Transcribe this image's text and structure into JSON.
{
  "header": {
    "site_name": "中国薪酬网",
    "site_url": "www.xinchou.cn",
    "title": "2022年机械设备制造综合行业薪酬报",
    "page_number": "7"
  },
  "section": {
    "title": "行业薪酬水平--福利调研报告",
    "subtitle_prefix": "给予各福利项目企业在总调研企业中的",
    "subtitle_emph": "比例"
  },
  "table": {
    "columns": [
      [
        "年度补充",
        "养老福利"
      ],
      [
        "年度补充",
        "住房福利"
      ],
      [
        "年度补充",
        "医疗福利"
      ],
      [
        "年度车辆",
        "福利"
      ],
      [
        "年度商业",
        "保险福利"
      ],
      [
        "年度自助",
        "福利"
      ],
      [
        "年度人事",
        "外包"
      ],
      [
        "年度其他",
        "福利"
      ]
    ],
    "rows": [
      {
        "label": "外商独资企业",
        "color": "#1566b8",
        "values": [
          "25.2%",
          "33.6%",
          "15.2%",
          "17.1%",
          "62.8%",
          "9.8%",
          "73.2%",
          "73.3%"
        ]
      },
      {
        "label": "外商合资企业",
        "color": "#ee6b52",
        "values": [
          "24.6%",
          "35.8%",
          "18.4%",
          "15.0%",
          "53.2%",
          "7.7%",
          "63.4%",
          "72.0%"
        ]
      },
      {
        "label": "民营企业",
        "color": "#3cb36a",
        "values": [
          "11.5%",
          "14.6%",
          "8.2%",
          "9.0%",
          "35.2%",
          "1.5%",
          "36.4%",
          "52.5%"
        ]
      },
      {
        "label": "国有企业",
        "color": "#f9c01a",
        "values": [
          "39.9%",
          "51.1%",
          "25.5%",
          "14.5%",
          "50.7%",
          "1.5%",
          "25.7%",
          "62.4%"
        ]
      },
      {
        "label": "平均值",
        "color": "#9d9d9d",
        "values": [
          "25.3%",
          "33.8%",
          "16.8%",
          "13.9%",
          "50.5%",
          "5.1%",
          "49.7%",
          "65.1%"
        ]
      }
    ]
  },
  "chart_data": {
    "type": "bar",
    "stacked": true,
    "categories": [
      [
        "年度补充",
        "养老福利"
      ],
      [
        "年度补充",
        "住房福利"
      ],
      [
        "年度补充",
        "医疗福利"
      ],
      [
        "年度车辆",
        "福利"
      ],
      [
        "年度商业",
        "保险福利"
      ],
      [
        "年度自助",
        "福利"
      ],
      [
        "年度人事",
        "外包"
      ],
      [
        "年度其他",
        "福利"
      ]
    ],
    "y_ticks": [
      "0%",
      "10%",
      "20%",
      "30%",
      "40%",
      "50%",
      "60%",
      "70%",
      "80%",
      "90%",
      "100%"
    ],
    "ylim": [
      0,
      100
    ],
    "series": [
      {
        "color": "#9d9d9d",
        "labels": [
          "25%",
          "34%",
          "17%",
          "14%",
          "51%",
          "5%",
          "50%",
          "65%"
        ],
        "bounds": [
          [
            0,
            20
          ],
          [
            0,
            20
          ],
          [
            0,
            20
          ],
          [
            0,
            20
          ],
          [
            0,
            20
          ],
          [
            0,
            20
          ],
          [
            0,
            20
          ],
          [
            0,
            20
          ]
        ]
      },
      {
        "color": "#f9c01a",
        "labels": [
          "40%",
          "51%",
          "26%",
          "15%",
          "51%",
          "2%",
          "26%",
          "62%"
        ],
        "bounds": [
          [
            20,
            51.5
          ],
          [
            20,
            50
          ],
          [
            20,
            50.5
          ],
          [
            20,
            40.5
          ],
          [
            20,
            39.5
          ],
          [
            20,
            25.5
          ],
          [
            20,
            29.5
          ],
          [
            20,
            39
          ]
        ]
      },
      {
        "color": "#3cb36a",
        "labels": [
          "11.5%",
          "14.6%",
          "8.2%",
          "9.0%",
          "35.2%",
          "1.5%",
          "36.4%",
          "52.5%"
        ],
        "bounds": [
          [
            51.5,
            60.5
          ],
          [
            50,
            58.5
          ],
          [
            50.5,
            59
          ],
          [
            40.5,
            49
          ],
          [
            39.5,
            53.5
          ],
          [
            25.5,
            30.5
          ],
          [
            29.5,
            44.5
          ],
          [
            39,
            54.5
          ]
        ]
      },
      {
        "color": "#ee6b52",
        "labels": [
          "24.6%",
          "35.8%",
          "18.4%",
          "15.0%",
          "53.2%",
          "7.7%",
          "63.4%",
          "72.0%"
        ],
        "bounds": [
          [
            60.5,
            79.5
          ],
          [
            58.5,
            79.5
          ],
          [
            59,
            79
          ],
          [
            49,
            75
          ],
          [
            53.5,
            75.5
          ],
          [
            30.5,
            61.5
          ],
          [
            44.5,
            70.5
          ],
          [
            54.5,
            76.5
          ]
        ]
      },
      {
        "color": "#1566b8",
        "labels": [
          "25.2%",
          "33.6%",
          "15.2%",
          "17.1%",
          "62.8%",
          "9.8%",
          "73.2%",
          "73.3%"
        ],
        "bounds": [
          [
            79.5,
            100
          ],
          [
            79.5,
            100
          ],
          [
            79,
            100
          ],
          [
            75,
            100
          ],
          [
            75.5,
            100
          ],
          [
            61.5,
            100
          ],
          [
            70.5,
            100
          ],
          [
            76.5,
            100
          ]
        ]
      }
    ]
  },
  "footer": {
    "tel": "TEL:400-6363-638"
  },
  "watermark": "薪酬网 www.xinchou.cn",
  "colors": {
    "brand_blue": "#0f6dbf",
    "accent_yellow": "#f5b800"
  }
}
--------
- _SET EXERCISE_: Write out the entries above word for word.

- _TASK SOLUTION_:
Transcribe this image's text and structure into JSON.
{
  "header": {
    "site_name": "中国薪酬网",
    "site_url": "www.xinchou.cn",
    "title": "2022年机械设备制造综合行业薪酬报",
    "page_number": "7"
  },
  "section": {
    "title": "行业薪酬水平--福利调研报告",
    "subtitle_prefix": "给予各福利项目企业在总调研企业中的",
    "subtitle_emph": "比例"
  },
  "table": {
    "columns": [
      [
        "年度补充",
        "养老福利"
      ],
      [
        "年度补充",
        "住房福利"
      ],
      [
        "年度补充",
        "医疗福利"
      ],
      [
        "年度车辆",
        "福利"
      ],
      [
        "年度商业",
        "保险福利"
      ],
      [
        "年度自助",
        "福利"
      ],
      [
        "年度人事",
        "外包"
      ],
      [
        "年度其他",
        "福利"
      ]
    ],
    "rows": [
      {
        "label": "外商独资企业",
        "color": "#1566b8",
        "values": [
          "25.2%",
          "33.6%",
          "15.2%",
          "17.1%",
          "62.8%",
          "9.8%",
          "73.2%",
          "73.3%"
        ]
      },
      {
        "label": "外商合资企业",
        "color": "#ee6b52",
        "values": [
          "24.6%",
          "35.8%",
          "18.4%",
          "15.0%",
          "53.2%",
          "7.7%",
          "63.4%",
          "72.0%"
        ]
      },
      {
        "label": "民营企业",
        "color": "#3cb36a",
        "values": [
          "11.5%",
          "14.6%",
          "8.2%",
          "9.0%",
          "35.2%",
          "1.5%",
          "36.4%",
          "52.5%"
        ]
      },
      {
        "label": "国有企业",
        "color": "#f9c01a",
        "values": [
          "39.9%",
          "51.1%",
          "25.5%",
          "14.5%",
          "50.7%",
          "1.5%",
          "25.7%",
          "62.4%"
        ]
      },
      {
        "label": "平均值",
        "color": "#9d9d9d",
        "values": [
          "25.3%",
          "33.8%",
          "16.8%",
          "13.9%",
          "50.5%",
          "5.1%",
          "49.7%",
          "65.1%"
        ]
      }
    ]
  },
  "chart_data": {
    "type": "bar",
    "stacked": true,
    "categories": [
      [
        "年度补充",
        "养老福利"
      ],
      [
        "年度补充",
        "住房福利"
      ],
      [
        "年度补充",
        "医疗福利"
      ],
      [
        "年度车辆",
        "福利"
      ],
      [
        "年度商业",
        "保险福利"
      ],
      [
        "年度自助",
        "福利"
      ],
      [
        "年度人事",
        "外包"
      ],
      [
        "年度其他",
        "福利"
      ]
    ],
    "y_ticks": [
      "0%",
      "10%",
      "20%",
      "30%",
      "40%",
      "50%",
      "60%",
      "70%",
      "80%",
      "90%",
      "100%"
    ],
    "ylim": [
      0,
      100
    ],
    "series": [
      {
        "color": "#9d9d9d",
        "labels": [
          "25%",
          "34%",
          "17%",
          "14%",
          "51%",
          "5%",
          "50%",
          "65%"
        ],
        "bounds": [
          [
            0,
            20
          ],
          [
            0,
            20
          ],
          [
            0,
            20
          ],
          [
            0,
            20
          ],
          [
            0,
            20
          ],
          [
            0,
            20
          ],
          [
            0,
            20
          ],
          [
            0,
            20
          ]
        ]
      },
      {
        "color": "#f9c01a",
        "labels": [
          "40%",
          "51%",
          "26%",
          "15%",
          "51%",
          "2%",
          "26%",
          "62%"
        ],
        "bounds": [
          [
            20,
            51.5
          ],
          [
            20,
            50
          ],
          [
            20,
            50.5
          ],
          [
            20,
            40.5
          ],
          [
            20,
            39.5
          ],
          [
            20,
            25.5
          ],
          [
            20,
            29.5
          ],
          [
            20,
            39
          ]
        ]
      },
      {
        "color": "#3cb36a",
        "labels": [
          "11.5%",
          "14.6%",
          "8.2%",
          "9.0%",
          "35.2%",
          "1.5%",
          "36.4%",
          "52.5%"
        ],
        "bounds": [
          [
            51.5,
            60.5
          ],
          [
            50,
            58.5
          ],
          [
            50.5,
            59
          ],
          [
            40.5,
            49
          ],
          [
            39.5,
            53.5
          ],
          [
            25.5,
            30.5
          ],
          [
            29.5,
            44.5
          ],
          [
            39,
            54.5
          ]
        ]
      },
      {
        "color": "#ee6b52",
        "labels": [
          "24.6%",
          "35.8%",
          "18.4%",
          "15.0%",
          "53.2%",
          "7.7%",
          "63.4%",
          "72.0%"
        ],
        "bounds": [
          [
            60.5,
            79.5
          ],
          [
            58.5,
            79.5
          ],
          [
            59,
            79
          ],
          [
            49,
            75
          ],
          [
            53.5,
            75.5
          ],
          [
            30.5,
            61.5
          ],
          [
            44.5,
            70.5
          ],
          [
            54.5,
            76.5
          ]
        ]
      },
      {
        "color": "#1566b8",
        "labels": [
          "25.2%",
          "33.6%",
          "15.2%",
          "17.1%",
          "62.8%",
          "9.8%",
          "73.2%",
          "73.3%"
        ],
        "bounds": [
          [
            79.5,
            100
          ],
          [
            79.5,
            100
          ],
          [
            79,
            100
          ],
          [
            75,
            100
          ],
          [
            75.5,
            100
          ],
          [
            61.5,
            100
          ],
          [
            70.5,
            100
          ],
          [
            76.5,
            100
          ]
        ]
      }
    ]
  },
  "footer": {
    "tel": "TEL:400-6363-638"
  },
  "watermark": "薪酬网 www.xinchou.cn",
  "colors": {
    "brand_blue": "#0f6dbf",
    "accent_yellow": "#f5b800"
  }
}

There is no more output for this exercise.